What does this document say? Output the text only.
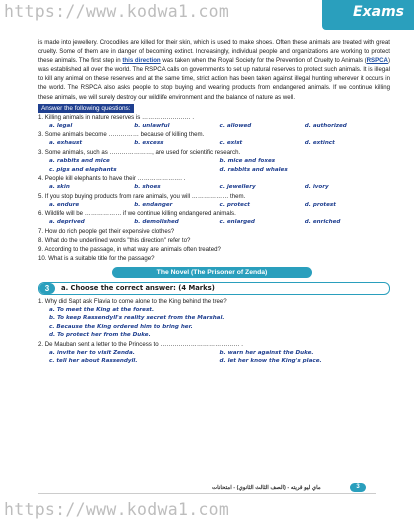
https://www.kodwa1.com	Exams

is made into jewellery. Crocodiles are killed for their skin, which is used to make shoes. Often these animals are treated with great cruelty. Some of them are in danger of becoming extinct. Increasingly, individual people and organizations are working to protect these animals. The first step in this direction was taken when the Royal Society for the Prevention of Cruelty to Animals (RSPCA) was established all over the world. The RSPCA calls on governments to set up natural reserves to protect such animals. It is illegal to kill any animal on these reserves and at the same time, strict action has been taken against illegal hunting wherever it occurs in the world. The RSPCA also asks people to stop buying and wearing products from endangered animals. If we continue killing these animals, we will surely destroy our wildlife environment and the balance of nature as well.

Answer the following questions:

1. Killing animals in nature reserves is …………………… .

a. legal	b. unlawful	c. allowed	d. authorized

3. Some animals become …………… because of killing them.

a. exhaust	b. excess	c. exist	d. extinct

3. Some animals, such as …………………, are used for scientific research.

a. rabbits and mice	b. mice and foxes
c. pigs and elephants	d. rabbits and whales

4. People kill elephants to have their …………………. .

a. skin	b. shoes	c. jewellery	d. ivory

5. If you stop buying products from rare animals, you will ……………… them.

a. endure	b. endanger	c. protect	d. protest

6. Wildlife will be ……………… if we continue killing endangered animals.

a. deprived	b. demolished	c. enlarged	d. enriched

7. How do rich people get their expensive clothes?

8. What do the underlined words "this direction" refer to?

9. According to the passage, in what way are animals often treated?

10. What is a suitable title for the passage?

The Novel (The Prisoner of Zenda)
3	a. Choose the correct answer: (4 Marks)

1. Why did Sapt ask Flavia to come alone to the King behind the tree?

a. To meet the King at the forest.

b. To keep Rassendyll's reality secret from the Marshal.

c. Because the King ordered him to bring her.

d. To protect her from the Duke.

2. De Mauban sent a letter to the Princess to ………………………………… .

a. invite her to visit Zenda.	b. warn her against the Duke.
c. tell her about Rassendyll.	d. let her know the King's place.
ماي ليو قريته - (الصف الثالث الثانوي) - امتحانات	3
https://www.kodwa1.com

--

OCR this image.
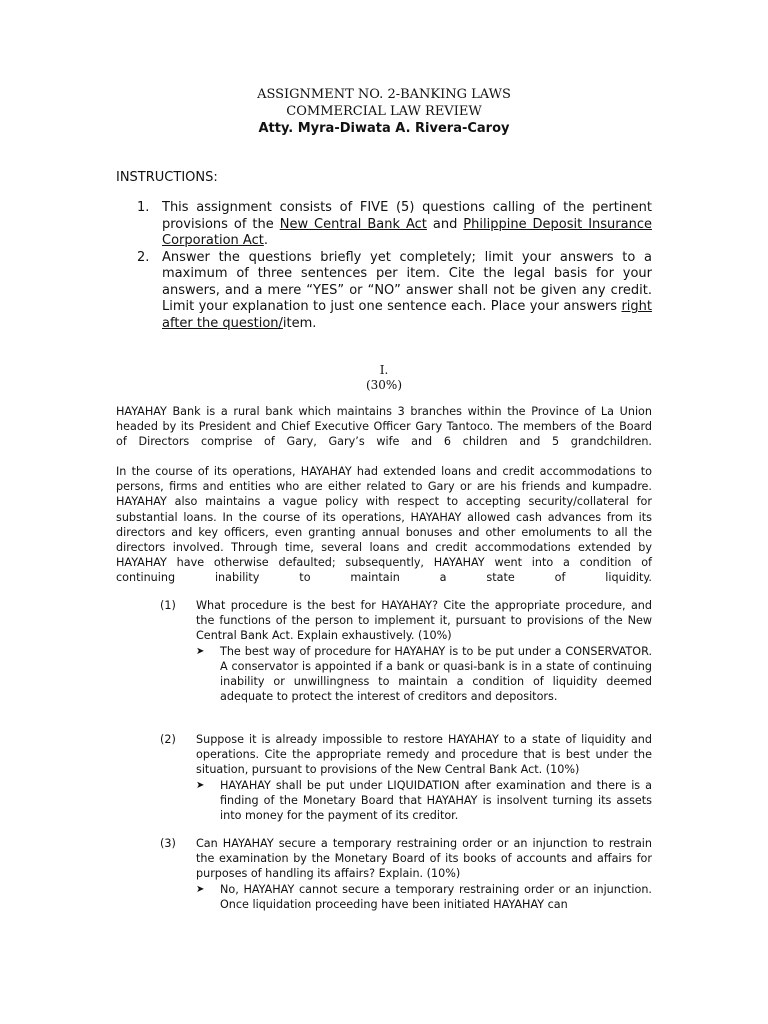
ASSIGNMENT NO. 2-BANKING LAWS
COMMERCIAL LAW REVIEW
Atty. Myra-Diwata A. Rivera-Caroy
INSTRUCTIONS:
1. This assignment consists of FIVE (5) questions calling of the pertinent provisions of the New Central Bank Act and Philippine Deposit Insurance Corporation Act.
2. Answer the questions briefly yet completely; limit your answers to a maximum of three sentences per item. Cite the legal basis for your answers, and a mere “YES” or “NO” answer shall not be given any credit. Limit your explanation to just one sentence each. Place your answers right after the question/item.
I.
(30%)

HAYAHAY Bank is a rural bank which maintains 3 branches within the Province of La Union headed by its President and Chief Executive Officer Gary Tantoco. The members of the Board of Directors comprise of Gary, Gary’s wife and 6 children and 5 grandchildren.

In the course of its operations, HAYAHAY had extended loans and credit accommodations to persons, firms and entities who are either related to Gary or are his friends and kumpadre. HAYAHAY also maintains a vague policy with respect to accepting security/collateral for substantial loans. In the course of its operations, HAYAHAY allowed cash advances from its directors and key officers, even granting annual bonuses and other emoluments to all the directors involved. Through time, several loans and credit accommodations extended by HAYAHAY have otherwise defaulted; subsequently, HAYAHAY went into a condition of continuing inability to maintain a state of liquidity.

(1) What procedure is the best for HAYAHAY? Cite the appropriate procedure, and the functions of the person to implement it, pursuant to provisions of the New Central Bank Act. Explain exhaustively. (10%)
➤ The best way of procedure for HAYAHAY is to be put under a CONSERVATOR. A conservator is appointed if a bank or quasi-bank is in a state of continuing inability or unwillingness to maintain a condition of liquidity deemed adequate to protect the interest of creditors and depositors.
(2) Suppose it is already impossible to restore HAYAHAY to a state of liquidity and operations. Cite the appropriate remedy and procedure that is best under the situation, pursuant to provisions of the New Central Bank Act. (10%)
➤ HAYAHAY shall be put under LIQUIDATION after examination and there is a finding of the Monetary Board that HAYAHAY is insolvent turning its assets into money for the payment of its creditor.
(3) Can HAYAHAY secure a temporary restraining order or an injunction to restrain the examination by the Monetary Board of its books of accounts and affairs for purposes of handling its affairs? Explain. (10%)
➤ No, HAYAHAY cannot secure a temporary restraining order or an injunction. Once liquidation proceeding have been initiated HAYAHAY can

Requirement: Copy each line of the records that contains the word "questions".

Solution to this exercise:
Answer the following questions:
1. This assignment consists of FIVE (5) questions calling of the pertinent provisions of the New Central Bank Act and Philippine Deposit Insurance Corporation Act.
2. Answer the questions briefly yet completely; limit your answers to a maximum of three sentences per item. Cite the legal basis for your answers, and a mere “YES” or “NO” answer shall not be given any credit. Limit your explanation to just one sentence each. Place your answers right after the question/item.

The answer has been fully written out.